Objective. Pull out from the material below all lines with "name".

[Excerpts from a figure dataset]
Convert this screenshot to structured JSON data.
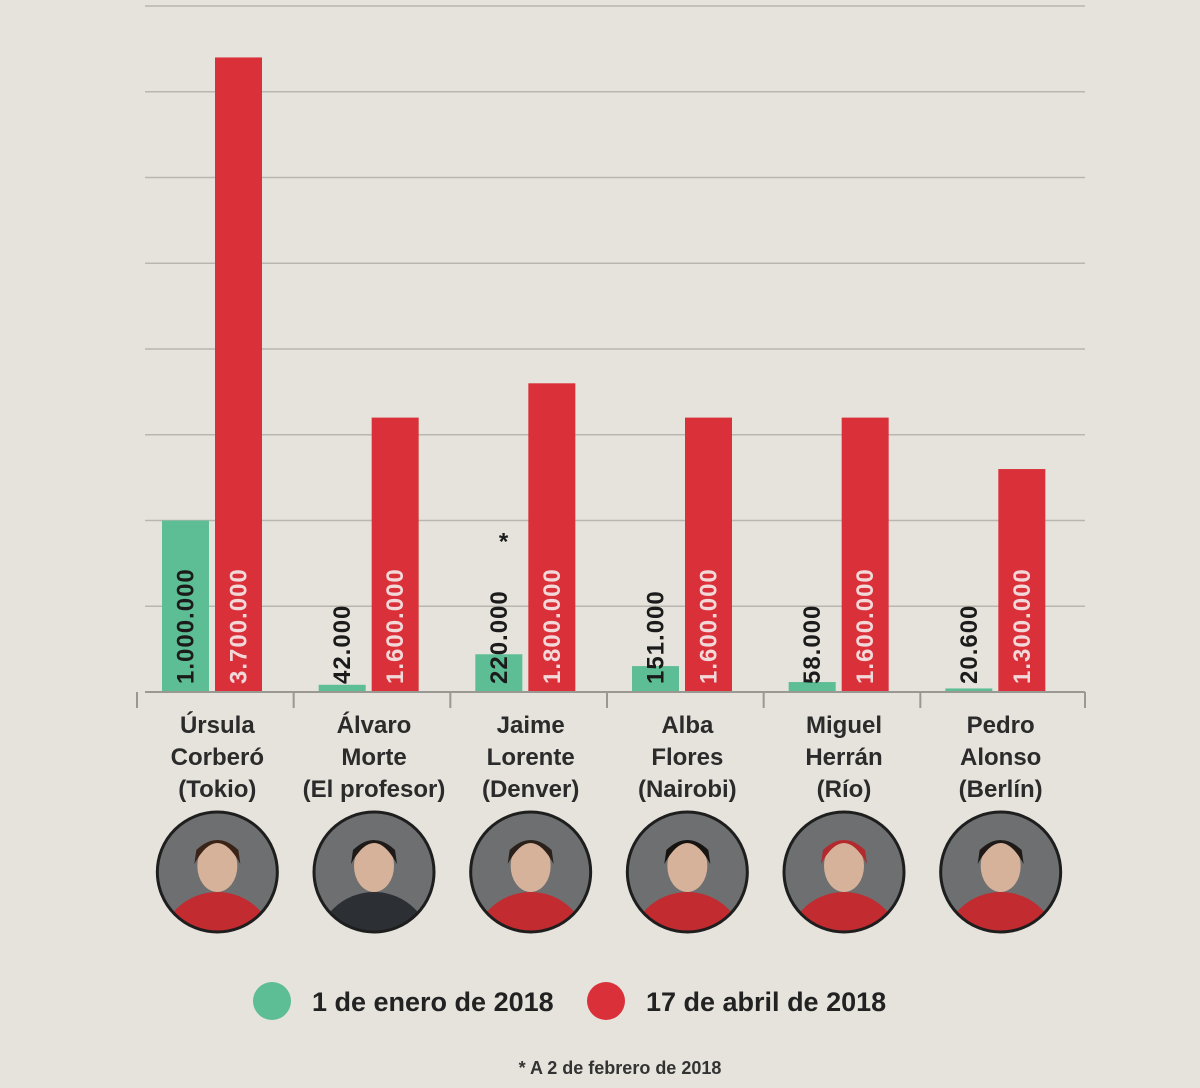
{
  "chart_data": {
    "type": "bar",
    "categories": [
      [
        "Úrsula",
        "Corberó",
        "(Tokio)"
      ],
      [
        "Álvaro",
        "Morte",
        "(El profesor)"
      ],
      [
        "Jaime",
        "Lorente",
        "(Denver)"
      ],
      [
        "Alba",
        "Flores",
        "(Nairobi)"
      ],
      [
        "Miguel",
        "Herrán",
        "(Río)"
      ],
      [
        "Pedro",
        "Alonso",
        "(Berlín)"
      ]
    ],
    "series": [
      {
        "name": "1 de enero de 2018",
        "color": "#5dbd94",
        "values": [
          1000000,
          42000,
          220000,
          151000,
          58000,
          20600
        ],
        "labels": [
          "1.000.000",
          "42.000",
          "220.000",
          "151.000",
          "58.000",
          "20.600"
        ],
        "annotations": [
          "",
          "",
          "*",
          "",
          "",
          ""
        ]
      },
      {
        "name": "17 de abril de 2018",
        "color": "#d9303a",
        "values": [
          3700000,
          1600000,
          1800000,
          1600000,
          1600000,
          1300000
        ],
        "labels": [
          "3.700.000",
          "1.600.000",
          "1.800.000",
          "1.600.000",
          "1.600.000",
          "1.300.000"
        ],
        "annotations": [
          "",
          "",
          "",
          "",
          "",
          ""
        ]
      }
    ],
    "ylim": [
      0,
      4000000
    ],
    "grid": true,
    "legend_position": "bottom",
    "footnote": "* A 2 de febrero de 2018"
  },
  "avatars": [
    {
      "icon": "portrait-icon",
      "hair": "#3a2418"
    },
    {
      "icon": "portrait-icon",
      "hair": "#1d1a18"
    },
    {
      "icon": "portrait-icon",
      "hair": "#2a211b"
    },
    {
      "icon": "portrait-icon",
      "hair": "#161311"
    },
    {
      "icon": "portrait-icon",
      "hair": "#b22a2e"
    },
    {
      "icon": "portrait-icon",
      "hair": "#1f1a17"
    }
  ]
}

The solution.
        "name": "1 de enero de 2018",
        "name": "17 de abril de 2018",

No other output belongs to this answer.